• Task requirements: Looking at the data below, count the lines that contain the string "marker". Write only the total.
━━━ Records shown ━━━
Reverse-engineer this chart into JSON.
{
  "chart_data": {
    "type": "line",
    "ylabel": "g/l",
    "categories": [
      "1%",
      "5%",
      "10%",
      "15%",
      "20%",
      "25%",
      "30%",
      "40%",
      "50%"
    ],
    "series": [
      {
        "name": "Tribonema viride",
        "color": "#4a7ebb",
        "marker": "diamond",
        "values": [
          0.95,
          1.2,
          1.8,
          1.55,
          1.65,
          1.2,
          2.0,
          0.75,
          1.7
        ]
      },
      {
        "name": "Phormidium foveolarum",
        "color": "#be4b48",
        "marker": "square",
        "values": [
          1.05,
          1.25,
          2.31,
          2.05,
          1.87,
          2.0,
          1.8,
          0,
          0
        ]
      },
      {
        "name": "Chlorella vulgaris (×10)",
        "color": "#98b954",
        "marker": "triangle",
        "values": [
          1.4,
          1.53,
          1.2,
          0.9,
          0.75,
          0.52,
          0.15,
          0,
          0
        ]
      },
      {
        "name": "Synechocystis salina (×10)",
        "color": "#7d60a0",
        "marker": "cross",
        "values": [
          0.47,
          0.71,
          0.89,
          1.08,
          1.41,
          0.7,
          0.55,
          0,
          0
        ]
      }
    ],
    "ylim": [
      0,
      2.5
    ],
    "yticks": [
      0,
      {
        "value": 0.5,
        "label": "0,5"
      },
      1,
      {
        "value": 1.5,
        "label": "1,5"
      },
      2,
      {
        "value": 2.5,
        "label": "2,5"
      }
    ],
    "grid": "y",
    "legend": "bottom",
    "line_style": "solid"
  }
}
━━━
━━━ Records shown ━━━
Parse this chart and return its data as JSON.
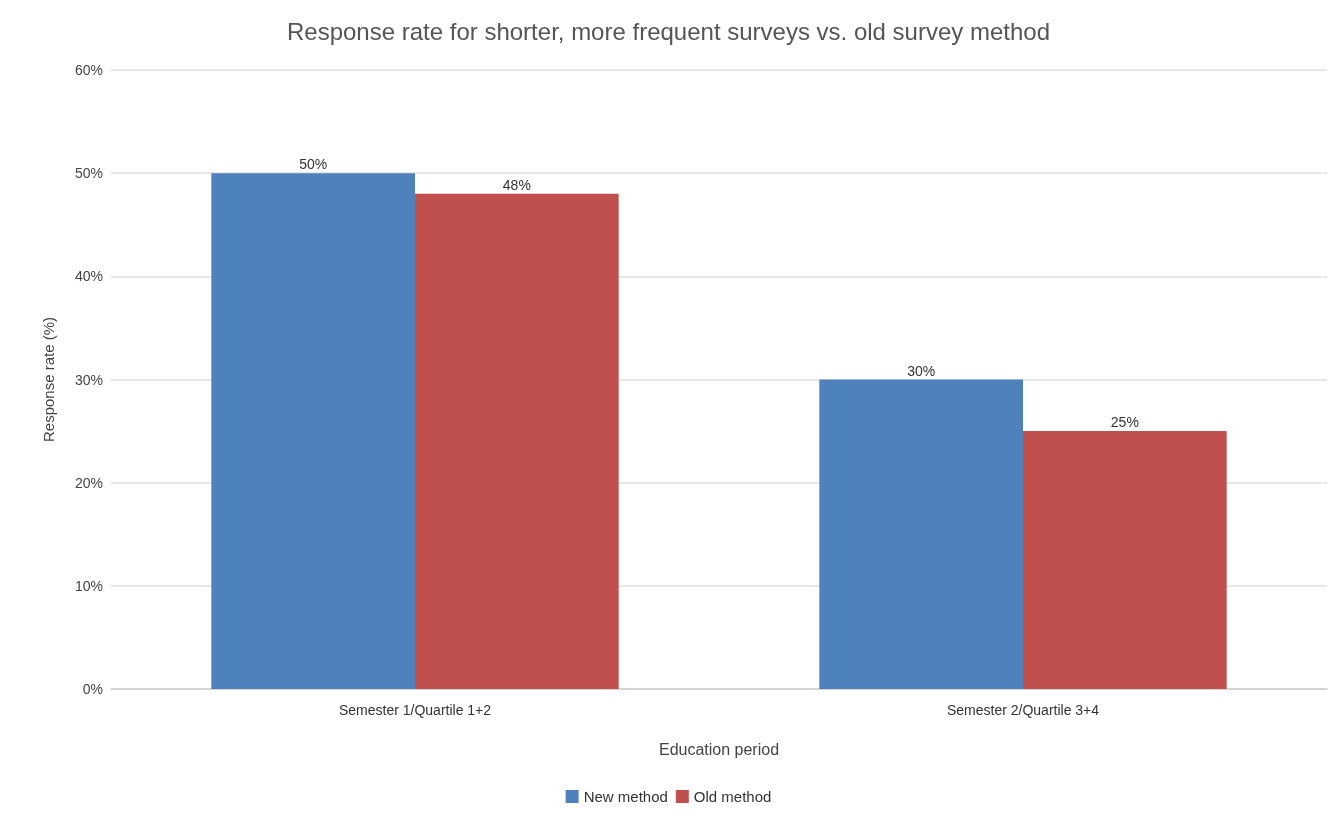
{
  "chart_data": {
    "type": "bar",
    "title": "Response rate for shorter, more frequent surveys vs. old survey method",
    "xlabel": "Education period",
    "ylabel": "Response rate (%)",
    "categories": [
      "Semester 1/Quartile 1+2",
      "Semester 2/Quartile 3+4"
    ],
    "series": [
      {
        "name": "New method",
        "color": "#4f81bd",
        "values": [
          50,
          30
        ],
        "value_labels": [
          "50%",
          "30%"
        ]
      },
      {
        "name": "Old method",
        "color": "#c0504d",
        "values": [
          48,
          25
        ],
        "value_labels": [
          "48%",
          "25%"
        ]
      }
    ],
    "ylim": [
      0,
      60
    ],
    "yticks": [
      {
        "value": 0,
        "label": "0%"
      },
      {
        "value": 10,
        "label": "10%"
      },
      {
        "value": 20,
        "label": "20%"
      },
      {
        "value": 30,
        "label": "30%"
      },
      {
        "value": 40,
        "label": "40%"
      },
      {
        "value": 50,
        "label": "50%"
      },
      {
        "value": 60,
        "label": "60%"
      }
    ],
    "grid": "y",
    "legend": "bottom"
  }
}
━━━
• Result for this task: 4